Prompt: Gather from the material every line that contains the string "privado".

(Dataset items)
━━━━━━━━━━
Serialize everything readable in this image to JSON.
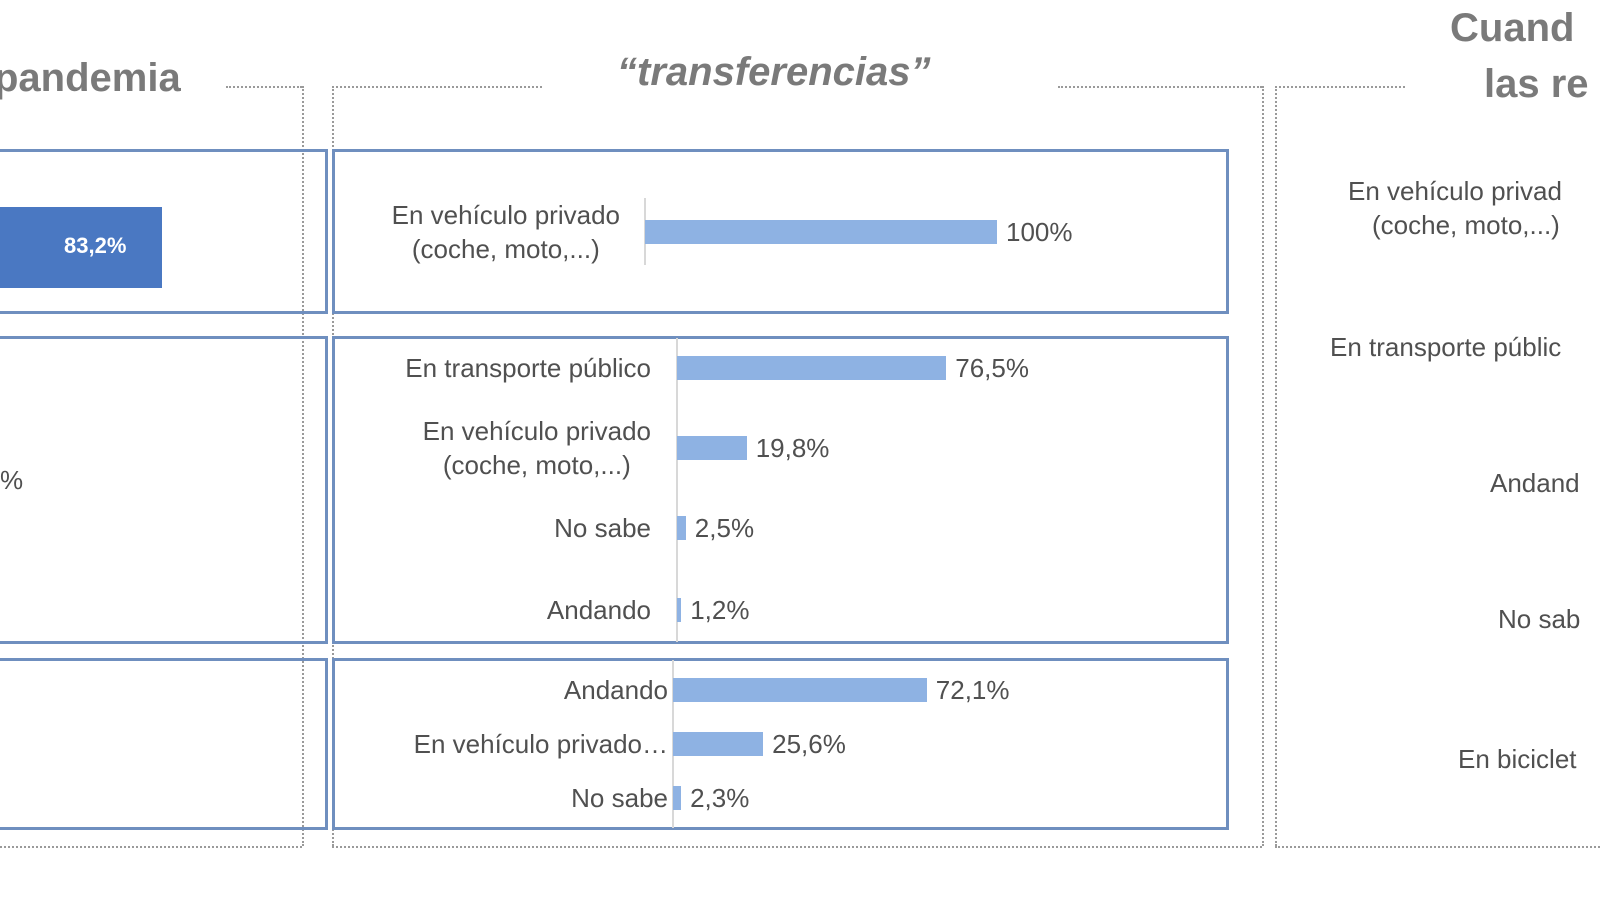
{
  "left_panel": {
    "title": "pandemia",
    "bar_label": "83,2%",
    "partial_label": "%"
  },
  "right_panel": {
    "title_line1": "Cuand",
    "title_line2": "las re",
    "categories": [
      "En vehículo privad",
      "(coche, moto,...)",
      "En transporte públic",
      "Andand",
      "No sab",
      "En biciclet"
    ]
  },
  "chart_data": {
    "type": "bar",
    "orientation": "horizontal",
    "title": "“transferencias”",
    "groups": [
      {
        "categories": [
          "En vehículo privado\n(coche, moto,...)"
        ],
        "values": [
          100
        ],
        "labels": [
          "100%"
        ]
      },
      {
        "categories": [
          "En transporte público",
          "En vehículo privado\n(coche, moto,...)",
          "No sabe",
          "Andando"
        ],
        "values": [
          76.5,
          19.8,
          2.5,
          1.2
        ],
        "labels": [
          "76,5%",
          "19,8%",
          "2,5%",
          "1,2%"
        ]
      },
      {
        "categories": [
          "Andando",
          "En vehículo privado…",
          "No sabe"
        ],
        "values": [
          72.1,
          25.6,
          2.3
        ],
        "labels": [
          "72,1%",
          "25,6%",
          "2,3%"
        ]
      }
    ],
    "xlim": [
      0,
      100
    ],
    "colors": {
      "bar": "#8eb2e3",
      "group_border": "#6f8fbf",
      "left_bar": "#4a78c2"
    }
  }
}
━━━━━━━━━━
Reply to the task:
          "En vehículo privado\n(coche, moto,...)"
          "En vehículo privado\n(coche, moto,...)",
          "En vehículo privado…",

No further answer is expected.